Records
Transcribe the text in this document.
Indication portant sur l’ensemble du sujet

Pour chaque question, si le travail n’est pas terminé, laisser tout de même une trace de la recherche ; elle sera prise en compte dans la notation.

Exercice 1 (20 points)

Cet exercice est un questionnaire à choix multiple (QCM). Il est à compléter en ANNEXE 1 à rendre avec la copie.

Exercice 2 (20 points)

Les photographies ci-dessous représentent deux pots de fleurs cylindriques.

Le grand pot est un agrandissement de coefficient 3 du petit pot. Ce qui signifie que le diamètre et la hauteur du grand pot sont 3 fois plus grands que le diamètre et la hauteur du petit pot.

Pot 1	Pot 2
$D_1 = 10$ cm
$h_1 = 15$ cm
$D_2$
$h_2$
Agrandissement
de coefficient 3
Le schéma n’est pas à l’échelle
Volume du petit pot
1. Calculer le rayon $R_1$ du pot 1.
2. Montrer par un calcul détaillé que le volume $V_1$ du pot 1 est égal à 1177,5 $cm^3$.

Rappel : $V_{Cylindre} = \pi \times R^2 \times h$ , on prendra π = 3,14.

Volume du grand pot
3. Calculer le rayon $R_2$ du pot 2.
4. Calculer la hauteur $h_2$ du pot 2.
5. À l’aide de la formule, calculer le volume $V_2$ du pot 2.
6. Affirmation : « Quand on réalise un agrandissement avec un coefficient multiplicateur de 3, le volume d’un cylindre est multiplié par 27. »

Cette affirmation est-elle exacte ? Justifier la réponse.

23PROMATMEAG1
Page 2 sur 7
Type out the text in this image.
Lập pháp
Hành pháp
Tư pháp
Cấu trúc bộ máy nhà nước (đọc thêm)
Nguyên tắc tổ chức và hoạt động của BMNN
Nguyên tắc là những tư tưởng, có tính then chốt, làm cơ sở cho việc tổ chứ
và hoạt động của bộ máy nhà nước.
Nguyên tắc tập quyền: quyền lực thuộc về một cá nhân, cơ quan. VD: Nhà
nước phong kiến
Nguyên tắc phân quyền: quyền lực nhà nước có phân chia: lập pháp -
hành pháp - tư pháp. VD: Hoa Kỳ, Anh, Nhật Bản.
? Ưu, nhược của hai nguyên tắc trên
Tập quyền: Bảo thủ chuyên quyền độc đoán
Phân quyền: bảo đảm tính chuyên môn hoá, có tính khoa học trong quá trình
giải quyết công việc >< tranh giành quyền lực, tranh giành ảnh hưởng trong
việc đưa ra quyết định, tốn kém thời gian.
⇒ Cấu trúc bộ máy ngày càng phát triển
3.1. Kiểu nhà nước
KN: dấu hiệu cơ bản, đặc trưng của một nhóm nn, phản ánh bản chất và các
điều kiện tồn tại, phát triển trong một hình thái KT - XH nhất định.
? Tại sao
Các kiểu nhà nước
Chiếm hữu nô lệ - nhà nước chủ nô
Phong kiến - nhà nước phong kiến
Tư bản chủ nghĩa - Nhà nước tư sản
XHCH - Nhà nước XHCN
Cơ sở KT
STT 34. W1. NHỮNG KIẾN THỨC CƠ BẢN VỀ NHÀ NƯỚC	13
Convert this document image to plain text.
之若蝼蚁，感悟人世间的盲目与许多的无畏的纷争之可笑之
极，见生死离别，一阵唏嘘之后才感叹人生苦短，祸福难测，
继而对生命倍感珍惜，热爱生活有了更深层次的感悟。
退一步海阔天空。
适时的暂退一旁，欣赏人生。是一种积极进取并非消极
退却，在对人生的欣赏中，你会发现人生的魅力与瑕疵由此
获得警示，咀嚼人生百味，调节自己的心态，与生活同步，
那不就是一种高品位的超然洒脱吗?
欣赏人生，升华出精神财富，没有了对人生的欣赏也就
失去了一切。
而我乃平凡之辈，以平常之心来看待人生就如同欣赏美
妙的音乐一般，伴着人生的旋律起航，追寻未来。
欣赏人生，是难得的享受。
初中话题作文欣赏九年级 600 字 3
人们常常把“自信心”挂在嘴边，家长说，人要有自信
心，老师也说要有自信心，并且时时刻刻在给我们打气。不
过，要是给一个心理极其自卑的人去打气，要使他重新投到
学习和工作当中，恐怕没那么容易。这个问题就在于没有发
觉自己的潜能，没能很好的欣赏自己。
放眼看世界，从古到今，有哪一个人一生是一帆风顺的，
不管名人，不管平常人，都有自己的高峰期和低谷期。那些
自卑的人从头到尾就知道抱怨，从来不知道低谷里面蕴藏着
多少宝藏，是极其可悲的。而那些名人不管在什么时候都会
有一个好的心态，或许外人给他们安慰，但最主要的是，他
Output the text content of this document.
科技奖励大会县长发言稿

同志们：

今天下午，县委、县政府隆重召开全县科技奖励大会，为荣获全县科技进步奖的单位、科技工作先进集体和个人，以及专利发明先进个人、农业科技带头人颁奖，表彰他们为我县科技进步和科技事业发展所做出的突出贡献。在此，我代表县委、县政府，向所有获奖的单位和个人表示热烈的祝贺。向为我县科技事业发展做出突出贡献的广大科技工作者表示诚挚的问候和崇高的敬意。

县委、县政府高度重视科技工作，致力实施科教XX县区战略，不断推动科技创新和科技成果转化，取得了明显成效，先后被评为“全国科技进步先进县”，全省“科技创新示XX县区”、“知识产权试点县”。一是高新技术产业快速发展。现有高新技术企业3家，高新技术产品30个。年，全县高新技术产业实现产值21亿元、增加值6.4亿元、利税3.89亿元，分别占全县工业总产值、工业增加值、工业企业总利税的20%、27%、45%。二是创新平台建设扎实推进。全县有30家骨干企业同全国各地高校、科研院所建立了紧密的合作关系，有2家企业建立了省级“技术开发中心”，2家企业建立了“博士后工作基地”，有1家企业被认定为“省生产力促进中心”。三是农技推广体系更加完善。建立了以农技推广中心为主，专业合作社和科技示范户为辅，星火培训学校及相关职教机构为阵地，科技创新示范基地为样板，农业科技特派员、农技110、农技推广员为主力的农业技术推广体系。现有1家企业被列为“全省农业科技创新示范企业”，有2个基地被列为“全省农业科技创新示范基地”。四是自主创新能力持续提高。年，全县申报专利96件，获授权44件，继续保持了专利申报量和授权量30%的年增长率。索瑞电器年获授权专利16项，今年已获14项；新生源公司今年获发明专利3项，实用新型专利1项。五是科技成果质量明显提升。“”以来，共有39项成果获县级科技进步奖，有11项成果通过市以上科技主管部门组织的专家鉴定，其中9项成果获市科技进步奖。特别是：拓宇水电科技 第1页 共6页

- WHAT YOU WILL DO: Give an exact repetition of all the material.

- COMPLETED TASK:
Transcribe the text in this document.
Indication portant sur l’ensemble du sujet

Pour chaque question, si le travail n’est pas terminé, laisser tout de même une trace de la recherche ; elle sera prise en compte dans la notation.

Exercice 1 (20 points)

Cet exercice est un questionnaire à choix multiple (QCM). Il est à compléter en ANNEXE 1 à rendre avec la copie.

Exercice 2 (20 points)

Les photographies ci-dessous représentent deux pots de fleurs cylindriques.

Le grand pot est un agrandissement de coefficient 3 du petit pot. Ce qui signifie que le diamètre et la hauteur du grand pot sont 3 fois plus grands que le diamètre et la hauteur du petit pot.

Pot 1	Pot 2
$D_1 = 10$ cm
$h_1 = 15$ cm
$D_2$
$h_2$
Agrandissement
de coefficient 3
Le schéma n’est pas à l’échelle
Volume du petit pot
1. Calculer le rayon $R_1$ du pot 1.
2. Montrer par un calcul détaillé que le volume $V_1$ du pot 1 est égal à 1177,5 $cm^3$.

Rappel : $V_{Cylindre} = \pi \times R^2 \times h$ , on prendra π = 3,14.

Volume du grand pot
3. Calculer le rayon $R_2$ du pot 2.
4. Calculer la hauteur $h_2$ du pot 2.
5. À l’aide de la formule, calculer le volume $V_2$ du pot 2.
6. Affirmation : « Quand on réalise un agrandissement avec un coefficient multiplicateur de 3, le volume d’un cylindre est multiplié par 27. »

Cette affirmation est-elle exacte ? Justifier la réponse.

23PROMATMEAG1
Page 2 sur 7
Type out the text in this image.
Lập pháp
Hành pháp
Tư pháp
Cấu trúc bộ máy nhà nước (đọc thêm)
Nguyên tắc tổ chức và hoạt động của BMNN
Nguyên tắc là những tư tưởng, có tính then chốt, làm cơ sở cho việc tổ chứ
và hoạt động của bộ máy nhà nước.
Nguyên tắc tập quyền: quyền lực thuộc về một cá nhân, cơ quan. VD: Nhà
nước phong kiến
Nguyên tắc phân quyền: quyền lực nhà nước có phân chia: lập pháp -
hành pháp - tư pháp. VD: Hoa Kỳ, Anh, Nhật Bản.
? Ưu, nhược của hai nguyên tắc trên
Tập quyền: Bảo thủ chuyên quyền độc đoán
Phân quyền: bảo đảm tính chuyên môn hoá, có tính khoa học trong quá trình
giải quyết công việc >< tranh giành quyền lực, tranh giành ảnh hưởng trong
việc đưa ra quyết định, tốn kém thời gian.
⇒ Cấu trúc bộ máy ngày càng phát triển
3.1. Kiểu nhà nước
KN: dấu hiệu cơ bản, đặc trưng của một nhóm nn, phản ánh bản chất và các
điều kiện tồn tại, phát triển trong một hình thái KT - XH nhất định.
? Tại sao
Các kiểu nhà nước
Chiếm hữu nô lệ - nhà nước chủ nô
Phong kiến - nhà nước phong kiến
Tư bản chủ nghĩa - Nhà nước tư sản
XHCH - Nhà nước XHCN
Cơ sở KT
STT 34. W1. NHỮNG KIẾN THỨC CƠ BẢN VỀ NHÀ NƯỚC	13
Convert this document image to plain text.
之若蝼蚁，感悟人世间的盲目与许多的无畏的纷争之可笑之
极，见生死离别，一阵唏嘘之后才感叹人生苦短，祸福难测，
继而对生命倍感珍惜，热爱生活有了更深层次的感悟。
退一步海阔天空。
适时的暂退一旁，欣赏人生。是一种积极进取并非消极
退却，在对人生的欣赏中，你会发现人生的魅力与瑕疵由此
获得警示，咀嚼人生百味，调节自己的心态，与生活同步，
那不就是一种高品位的超然洒脱吗?
欣赏人生，升华出精神财富，没有了对人生的欣赏也就
失去了一切。
而我乃平凡之辈，以平常之心来看待人生就如同欣赏美
妙的音乐一般，伴着人生的旋律起航，追寻未来。
欣赏人生，是难得的享受。
初中话题作文欣赏九年级 600 字 3
人们常常把“自信心”挂在嘴边，家长说，人要有自信
心，老师也说要有自信心，并且时时刻刻在给我们打气。不
过，要是给一个心理极其自卑的人去打气，要使他重新投到
学习和工作当中，恐怕没那么容易。这个问题就在于没有发
觉自己的潜能，没能很好的欣赏自己。
放眼看世界，从古到今，有哪一个人一生是一帆风顺的，
不管名人，不管平常人，都有自己的高峰期和低谷期。那些
自卑的人从头到尾就知道抱怨，从来不知道低谷里面蕴藏着
多少宝藏，是极其可悲的。而那些名人不管在什么时候都会
有一个好的心态，或许外人给他们安慰，但最主要的是，他
Output the text content of this document.
科技奖励大会县长发言稿

同志们：

今天下午，县委、县政府隆重召开全县科技奖励大会，为荣获全县科技进步奖的单位、科技工作先进集体和个人，以及专利发明先进个人、农业科技带头人颁奖，表彰他们为我县科技进步和科技事业发展所做出的突出贡献。在此，我代表县委、县政府，向所有获奖的单位和个人表示热烈的祝贺。向为我县科技事业发展做出突出贡献的广大科技工作者表示诚挚的问候和崇高的敬意。

县委、县政府高度重视科技工作，致力实施科教XX县区战略，不断推动科技创新和科技成果转化，取得了明显成效，先后被评为“全国科技进步先进县”，全省“科技创新示XX县区”、“知识产权试点县”。一是高新技术产业快速发展。现有高新技术企业3家，高新技术产品30个。年，全县高新技术产业实现产值21亿元、增加值6.4亿元、利税3.89亿元，分别占全县工业总产值、工业增加值、工业企业总利税的20%、27%、45%。二是创新平台建设扎实推进。全县有30家骨干企业同全国各地高校、科研院所建立了紧密的合作关系，有2家企业建立了省级“技术开发中心”，2家企业建立了“博士后工作基地”，有1家企业被认定为“省生产力促进中心”。三是农技推广体系更加完善。建立了以农技推广中心为主，专业合作社和科技示范户为辅，星火培训学校及相关职教机构为阵地，科技创新示范基地为样板，农业科技特派员、农技110、农技推广员为主力的农业技术推广体系。现有1家企业被列为“全省农业科技创新示范企业”，有2个基地被列为“全省农业科技创新示范基地”。四是自主创新能力持续提高。年，全县申报专利96件，获授权44件，继续保持了专利申报量和授权量30%的年增长率。索瑞电器年获授权专利16项，今年已获14项；新生源公司今年获发明专利3项，实用新型专利1项。五是科技成果质量明显提升。“”以来，共有39项成果获县级科技进步奖，有11项成果通过市以上科技主管部门组织的专家鉴定，其中9项成果获市科技进步奖。特别是：拓宇水电科技 第1页 共6页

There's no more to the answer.